### WHAT TO PRODUCE:
Write out the full listing again, exactly as it stands.

Figure record extracts
####

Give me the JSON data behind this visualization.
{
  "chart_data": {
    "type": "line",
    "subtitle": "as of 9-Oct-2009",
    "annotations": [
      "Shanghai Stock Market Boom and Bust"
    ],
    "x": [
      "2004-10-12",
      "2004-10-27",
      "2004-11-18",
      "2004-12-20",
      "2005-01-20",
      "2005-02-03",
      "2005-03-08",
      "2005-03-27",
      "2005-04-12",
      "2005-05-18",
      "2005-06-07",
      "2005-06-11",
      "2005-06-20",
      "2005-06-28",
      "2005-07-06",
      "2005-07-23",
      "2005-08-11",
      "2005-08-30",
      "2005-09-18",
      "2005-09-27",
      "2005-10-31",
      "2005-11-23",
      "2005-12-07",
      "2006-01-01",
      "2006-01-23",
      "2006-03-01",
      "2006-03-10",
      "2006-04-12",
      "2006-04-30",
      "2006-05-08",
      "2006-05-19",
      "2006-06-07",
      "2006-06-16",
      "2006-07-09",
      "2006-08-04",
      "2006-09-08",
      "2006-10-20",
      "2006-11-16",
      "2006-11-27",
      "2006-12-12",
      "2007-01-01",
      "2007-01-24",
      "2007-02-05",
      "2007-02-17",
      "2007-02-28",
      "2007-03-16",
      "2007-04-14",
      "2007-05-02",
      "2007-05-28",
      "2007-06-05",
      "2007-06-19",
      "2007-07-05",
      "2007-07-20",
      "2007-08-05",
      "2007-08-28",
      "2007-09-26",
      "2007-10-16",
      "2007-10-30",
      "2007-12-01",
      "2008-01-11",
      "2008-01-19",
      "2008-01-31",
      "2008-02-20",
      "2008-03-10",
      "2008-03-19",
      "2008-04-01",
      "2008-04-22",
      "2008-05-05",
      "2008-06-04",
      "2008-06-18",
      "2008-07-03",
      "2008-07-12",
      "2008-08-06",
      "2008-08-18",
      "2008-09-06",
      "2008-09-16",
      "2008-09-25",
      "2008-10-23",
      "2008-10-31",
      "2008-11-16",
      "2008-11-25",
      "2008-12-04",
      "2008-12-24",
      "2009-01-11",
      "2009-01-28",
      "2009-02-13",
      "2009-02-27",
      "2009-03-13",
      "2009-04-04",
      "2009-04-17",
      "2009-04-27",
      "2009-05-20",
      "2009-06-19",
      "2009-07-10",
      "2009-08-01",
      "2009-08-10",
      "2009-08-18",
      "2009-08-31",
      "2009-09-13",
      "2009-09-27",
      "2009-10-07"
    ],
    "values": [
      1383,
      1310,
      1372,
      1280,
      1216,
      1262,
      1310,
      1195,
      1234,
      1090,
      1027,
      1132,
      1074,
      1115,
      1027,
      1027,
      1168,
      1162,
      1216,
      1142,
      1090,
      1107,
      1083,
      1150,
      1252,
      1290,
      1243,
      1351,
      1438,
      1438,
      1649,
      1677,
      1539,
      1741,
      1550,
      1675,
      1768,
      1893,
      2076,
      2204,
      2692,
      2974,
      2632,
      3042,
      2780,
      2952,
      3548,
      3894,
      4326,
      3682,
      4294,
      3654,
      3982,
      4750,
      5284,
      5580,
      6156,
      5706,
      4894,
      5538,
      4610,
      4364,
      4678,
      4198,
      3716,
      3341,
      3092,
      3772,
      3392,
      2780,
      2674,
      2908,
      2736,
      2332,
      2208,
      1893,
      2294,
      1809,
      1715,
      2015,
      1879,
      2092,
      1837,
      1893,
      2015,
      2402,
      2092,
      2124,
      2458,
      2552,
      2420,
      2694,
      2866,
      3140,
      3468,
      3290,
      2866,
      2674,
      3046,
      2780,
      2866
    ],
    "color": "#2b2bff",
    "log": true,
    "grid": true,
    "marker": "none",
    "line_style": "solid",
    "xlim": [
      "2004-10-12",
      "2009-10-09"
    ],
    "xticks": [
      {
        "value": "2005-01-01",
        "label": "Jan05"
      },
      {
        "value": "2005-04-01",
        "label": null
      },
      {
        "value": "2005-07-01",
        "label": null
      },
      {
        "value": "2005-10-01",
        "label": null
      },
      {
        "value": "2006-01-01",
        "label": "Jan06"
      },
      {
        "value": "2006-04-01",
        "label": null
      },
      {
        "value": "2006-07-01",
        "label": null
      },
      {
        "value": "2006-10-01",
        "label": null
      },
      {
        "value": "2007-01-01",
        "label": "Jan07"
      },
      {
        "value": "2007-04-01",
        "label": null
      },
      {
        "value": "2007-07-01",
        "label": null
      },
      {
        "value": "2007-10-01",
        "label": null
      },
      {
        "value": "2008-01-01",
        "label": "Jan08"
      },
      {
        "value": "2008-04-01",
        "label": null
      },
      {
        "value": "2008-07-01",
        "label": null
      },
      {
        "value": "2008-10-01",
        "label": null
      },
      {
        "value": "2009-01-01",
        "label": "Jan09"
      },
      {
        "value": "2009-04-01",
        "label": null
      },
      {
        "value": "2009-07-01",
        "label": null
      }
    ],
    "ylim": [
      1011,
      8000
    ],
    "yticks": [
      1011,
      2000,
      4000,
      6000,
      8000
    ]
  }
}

####

### OUTPUT FOR THIS TASK:
Give me the JSON data behind this visualization.
{
  "chart_data": {
    "type": "line",
    "subtitle": "as of 9-Oct-2009",
    "annotations": [
      "Shanghai Stock Market Boom and Bust"
    ],
    "x": [
      "2004-10-12",
      "2004-10-27",
      "2004-11-18",
      "2004-12-20",
      "2005-01-20",
      "2005-02-03",
      "2005-03-08",
      "2005-03-27",
      "2005-04-12",
      "2005-05-18",
      "2005-06-07",
      "2005-06-11",
      "2005-06-20",
      "2005-06-28",
      "2005-07-06",
      "2005-07-23",
      "2005-08-11",
      "2005-08-30",
      "2005-09-18",
      "2005-09-27",
      "2005-10-31",
      "2005-11-23",
      "2005-12-07",
      "2006-01-01",
      "2006-01-23",
      "2006-03-01",
      "2006-03-10",
      "2006-04-12",
      "2006-04-30",
      "2006-05-08",
      "2006-05-19",
      "2006-06-07",
      "2006-06-16",
      "2006-07-09",
      "2006-08-04",
      "2006-09-08",
      "2006-10-20",
      "2006-11-16",
      "2006-11-27",
      "2006-12-12",
      "2007-01-01",
      "2007-01-24",
      "2007-02-05",
      "2007-02-17",
      "2007-02-28",
      "2007-03-16",
      "2007-04-14",
      "2007-05-02",
      "2007-05-28",
      "2007-06-05",
      "2007-06-19",
      "2007-07-05",
      "2007-07-20",
      "2007-08-05",
      "2007-08-28",
      "2007-09-26",
      "2007-10-16",
      "2007-10-30",
      "2007-12-01",
      "2008-01-11",
      "2008-01-19",
      "2008-01-31",
      "2008-02-20",
      "2008-03-10",
      "2008-03-19",
      "2008-04-01",
      "2008-04-22",
      "2008-05-05",
      "2008-06-04",
      "2008-06-18",
      "2008-07-03",
      "2008-07-12",
      "2008-08-06",
      "2008-08-18",
      "2008-09-06",
      "2008-09-16",
      "2008-09-25",
      "2008-10-23",
      "2008-10-31",
      "2008-11-16",
      "2008-11-25",
      "2008-12-04",
      "2008-12-24",
      "2009-01-11",
      "2009-01-28",
      "2009-02-13",
      "2009-02-27",
      "2009-03-13",
      "2009-04-04",
      "2009-04-17",
      "2009-04-27",
      "2009-05-20",
      "2009-06-19",
      "2009-07-10",
      "2009-08-01",
      "2009-08-10",
      "2009-08-18",
      "2009-08-31",
      "2009-09-13",
      "2009-09-27",
      "2009-10-07"
    ],
    "values": [
      1383,
      1310,
      1372,
      1280,
      1216,
      1262,
      1310,
      1195,
      1234,
      1090,
      1027,
      1132,
      1074,
      1115,
      1027,
      1027,
      1168,
      1162,
      1216,
      1142,
      1090,
      1107,
      1083,
      1150,
      1252,
      1290,
      1243,
      1351,
      1438,
      1438,
      1649,
      1677,
      1539,
      1741,
      1550,
      1675,
      1768,
      1893,
      2076,
      2204,
      2692,
      2974,
      2632,
      3042,
      2780,
      2952,
      3548,
      3894,
      4326,
      3682,
      4294,
      3654,
      3982,
      4750,
      5284,
      5580,
      6156,
      5706,
      4894,
      5538,
      4610,
      4364,
      4678,
      4198,
      3716,
      3341,
      3092,
      3772,
      3392,
      2780,
      2674,
      2908,
      2736,
      2332,
      2208,
      1893,
      2294,
      1809,
      1715,
      2015,
      1879,
      2092,
      1837,
      1893,
      2015,
      2402,
      2092,
      2124,
      2458,
      2552,
      2420,
      2694,
      2866,
      3140,
      3468,
      3290,
      2866,
      2674,
      3046,
      2780,
      2866
    ],
    "color": "#2b2bff",
    "log": true,
    "grid": true,
    "marker": "none",
    "line_style": "solid",
    "xlim": [
      "2004-10-12",
      "2009-10-09"
    ],
    "xticks": [
      {
        "value": "2005-01-01",
        "label": "Jan05"
      },
      {
        "value": "2005-04-01",
        "label": null
      },
      {
        "value": "2005-07-01",
        "label": null
      },
      {
        "value": "2005-10-01",
        "label": null
      },
      {
        "value": "2006-01-01",
        "label": "Jan06"
      },
      {
        "value": "2006-04-01",
        "label": null
      },
      {
        "value": "2006-07-01",
        "label": null
      },
      {
        "value": "2006-10-01",
        "label": null
      },
      {
        "value": "2007-01-01",
        "label": "Jan07"
      },
      {
        "value": "2007-04-01",
        "label": null
      },
      {
        "value": "2007-07-01",
        "label": null
      },
      {
        "value": "2007-10-01",
        "label": null
      },
      {
        "value": "2008-01-01",
        "label": "Jan08"
      },
      {
        "value": "2008-04-01",
        "label": null
      },
      {
        "value": "2008-07-01",
        "label": null
      },
      {
        "value": "2008-10-01",
        "label": null
      },
      {
        "value": "2009-01-01",
        "label": "Jan09"
      },
      {
        "value": "2009-04-01",
        "label": null
      },
      {
        "value": "2009-07-01",
        "label": null
      }
    ],
    "ylim": [
      1011,
      8000
    ],
    "yticks": [
      1011,
      2000,
      4000,
      6000,
      8000
    ]
  }
}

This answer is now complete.